---- Record excerpts

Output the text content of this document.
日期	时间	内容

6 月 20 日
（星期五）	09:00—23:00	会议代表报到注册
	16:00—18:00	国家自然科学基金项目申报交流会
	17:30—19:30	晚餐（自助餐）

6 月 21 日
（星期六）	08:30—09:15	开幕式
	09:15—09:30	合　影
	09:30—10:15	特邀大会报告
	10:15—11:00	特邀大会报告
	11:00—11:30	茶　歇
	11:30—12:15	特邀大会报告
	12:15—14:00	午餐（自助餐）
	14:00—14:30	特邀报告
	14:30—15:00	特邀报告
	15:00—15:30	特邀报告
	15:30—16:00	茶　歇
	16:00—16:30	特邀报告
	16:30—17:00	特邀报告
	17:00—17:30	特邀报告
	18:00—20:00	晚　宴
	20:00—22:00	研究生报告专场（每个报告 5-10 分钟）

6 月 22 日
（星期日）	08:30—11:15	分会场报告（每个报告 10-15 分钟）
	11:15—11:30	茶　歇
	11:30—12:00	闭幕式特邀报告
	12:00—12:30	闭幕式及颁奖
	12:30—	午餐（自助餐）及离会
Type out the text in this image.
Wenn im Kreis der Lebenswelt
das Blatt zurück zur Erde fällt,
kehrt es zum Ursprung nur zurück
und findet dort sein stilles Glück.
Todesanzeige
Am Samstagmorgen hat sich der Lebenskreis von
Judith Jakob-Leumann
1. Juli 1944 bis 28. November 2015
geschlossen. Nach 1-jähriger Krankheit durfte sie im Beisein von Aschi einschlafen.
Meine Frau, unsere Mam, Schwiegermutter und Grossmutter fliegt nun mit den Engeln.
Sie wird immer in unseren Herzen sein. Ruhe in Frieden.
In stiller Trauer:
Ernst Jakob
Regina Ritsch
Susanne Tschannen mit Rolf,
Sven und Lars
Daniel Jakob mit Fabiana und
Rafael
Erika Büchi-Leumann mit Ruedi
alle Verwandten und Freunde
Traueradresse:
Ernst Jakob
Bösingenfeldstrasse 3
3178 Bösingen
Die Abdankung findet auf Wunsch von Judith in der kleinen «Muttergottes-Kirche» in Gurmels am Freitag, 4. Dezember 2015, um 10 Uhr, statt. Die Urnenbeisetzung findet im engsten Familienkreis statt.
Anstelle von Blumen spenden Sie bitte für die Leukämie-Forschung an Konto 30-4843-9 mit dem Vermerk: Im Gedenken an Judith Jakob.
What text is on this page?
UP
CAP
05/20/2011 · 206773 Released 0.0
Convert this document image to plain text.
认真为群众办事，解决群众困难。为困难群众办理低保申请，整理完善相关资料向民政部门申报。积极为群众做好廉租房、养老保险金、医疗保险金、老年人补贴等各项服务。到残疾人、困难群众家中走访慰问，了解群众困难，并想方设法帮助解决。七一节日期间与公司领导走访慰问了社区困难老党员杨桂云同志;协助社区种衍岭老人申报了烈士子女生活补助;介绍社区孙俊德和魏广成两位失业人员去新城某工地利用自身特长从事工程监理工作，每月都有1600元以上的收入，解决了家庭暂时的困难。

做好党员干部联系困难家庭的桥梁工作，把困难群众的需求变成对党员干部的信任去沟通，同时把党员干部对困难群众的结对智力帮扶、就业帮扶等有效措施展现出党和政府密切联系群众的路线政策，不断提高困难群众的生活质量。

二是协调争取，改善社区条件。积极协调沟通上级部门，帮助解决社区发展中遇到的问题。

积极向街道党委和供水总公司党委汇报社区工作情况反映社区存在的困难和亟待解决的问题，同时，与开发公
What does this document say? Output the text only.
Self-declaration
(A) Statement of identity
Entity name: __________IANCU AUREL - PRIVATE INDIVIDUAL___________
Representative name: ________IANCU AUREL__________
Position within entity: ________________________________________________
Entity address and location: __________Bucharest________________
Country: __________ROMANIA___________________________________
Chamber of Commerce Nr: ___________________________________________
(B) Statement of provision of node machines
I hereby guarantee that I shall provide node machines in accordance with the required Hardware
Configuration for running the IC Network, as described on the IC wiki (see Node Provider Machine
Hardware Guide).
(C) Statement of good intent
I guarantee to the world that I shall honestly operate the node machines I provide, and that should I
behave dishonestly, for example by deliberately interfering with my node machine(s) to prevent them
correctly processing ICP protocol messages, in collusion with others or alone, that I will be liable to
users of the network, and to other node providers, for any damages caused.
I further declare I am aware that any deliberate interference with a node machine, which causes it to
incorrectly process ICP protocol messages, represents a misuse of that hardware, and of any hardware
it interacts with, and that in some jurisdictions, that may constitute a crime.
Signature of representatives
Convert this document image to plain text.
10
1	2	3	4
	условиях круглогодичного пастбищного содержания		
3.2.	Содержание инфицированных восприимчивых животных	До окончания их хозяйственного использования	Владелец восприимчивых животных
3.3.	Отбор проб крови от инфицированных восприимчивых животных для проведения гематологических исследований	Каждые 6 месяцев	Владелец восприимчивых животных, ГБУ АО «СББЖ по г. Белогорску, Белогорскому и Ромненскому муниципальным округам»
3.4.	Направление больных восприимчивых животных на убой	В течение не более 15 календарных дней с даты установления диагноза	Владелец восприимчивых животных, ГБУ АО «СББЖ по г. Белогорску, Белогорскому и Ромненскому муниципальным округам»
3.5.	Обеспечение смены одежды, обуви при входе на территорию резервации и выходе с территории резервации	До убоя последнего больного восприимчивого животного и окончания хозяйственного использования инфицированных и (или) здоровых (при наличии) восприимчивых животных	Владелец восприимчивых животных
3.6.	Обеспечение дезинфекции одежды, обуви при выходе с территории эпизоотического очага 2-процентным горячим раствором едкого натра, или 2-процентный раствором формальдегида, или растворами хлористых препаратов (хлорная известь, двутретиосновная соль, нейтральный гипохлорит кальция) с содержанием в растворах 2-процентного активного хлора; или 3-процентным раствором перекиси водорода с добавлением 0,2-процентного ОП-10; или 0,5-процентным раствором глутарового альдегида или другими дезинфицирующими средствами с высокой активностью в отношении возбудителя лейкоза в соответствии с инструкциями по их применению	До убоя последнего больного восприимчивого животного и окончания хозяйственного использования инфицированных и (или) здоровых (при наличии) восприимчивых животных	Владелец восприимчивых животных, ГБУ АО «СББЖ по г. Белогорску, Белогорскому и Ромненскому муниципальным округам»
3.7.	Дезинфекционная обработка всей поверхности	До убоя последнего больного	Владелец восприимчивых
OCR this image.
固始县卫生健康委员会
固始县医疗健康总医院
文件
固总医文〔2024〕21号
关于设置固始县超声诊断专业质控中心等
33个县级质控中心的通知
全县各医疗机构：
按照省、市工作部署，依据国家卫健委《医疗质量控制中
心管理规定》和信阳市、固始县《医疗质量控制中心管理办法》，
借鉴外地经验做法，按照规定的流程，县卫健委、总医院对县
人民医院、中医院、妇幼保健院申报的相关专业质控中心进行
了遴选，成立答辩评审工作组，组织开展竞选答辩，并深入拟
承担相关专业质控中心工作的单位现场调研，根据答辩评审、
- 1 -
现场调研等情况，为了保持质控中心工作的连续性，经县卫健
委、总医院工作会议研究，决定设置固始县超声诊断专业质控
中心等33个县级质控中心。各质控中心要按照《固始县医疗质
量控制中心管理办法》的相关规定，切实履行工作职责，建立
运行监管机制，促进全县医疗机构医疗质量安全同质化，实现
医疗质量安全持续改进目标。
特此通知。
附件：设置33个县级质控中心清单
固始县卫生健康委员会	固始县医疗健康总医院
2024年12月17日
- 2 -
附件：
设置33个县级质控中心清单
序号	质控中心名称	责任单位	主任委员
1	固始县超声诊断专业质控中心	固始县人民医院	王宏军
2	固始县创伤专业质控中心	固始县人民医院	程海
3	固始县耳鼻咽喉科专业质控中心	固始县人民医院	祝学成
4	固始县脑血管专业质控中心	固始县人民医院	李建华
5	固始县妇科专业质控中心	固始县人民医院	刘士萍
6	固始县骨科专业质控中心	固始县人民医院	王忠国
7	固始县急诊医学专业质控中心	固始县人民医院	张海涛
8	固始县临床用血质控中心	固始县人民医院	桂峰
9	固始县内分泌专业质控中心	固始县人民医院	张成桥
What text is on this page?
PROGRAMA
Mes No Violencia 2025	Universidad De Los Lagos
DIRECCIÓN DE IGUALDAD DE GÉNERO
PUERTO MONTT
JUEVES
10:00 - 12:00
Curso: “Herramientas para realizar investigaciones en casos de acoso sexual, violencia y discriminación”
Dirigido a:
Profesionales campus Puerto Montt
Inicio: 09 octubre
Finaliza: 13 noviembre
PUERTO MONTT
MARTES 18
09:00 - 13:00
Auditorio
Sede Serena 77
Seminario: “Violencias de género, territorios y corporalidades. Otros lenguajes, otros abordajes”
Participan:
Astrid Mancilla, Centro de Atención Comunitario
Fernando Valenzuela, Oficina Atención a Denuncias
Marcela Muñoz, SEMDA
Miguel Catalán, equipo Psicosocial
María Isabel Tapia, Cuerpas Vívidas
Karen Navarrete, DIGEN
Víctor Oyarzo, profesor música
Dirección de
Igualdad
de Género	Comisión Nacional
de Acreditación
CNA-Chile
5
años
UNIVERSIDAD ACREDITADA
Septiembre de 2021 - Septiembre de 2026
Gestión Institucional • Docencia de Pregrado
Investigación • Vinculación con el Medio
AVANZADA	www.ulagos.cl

--------

# [Exercise aim]
Count the lines of the data that contain the string "每个报告", and reply with that number alone.

# [Task answer]
2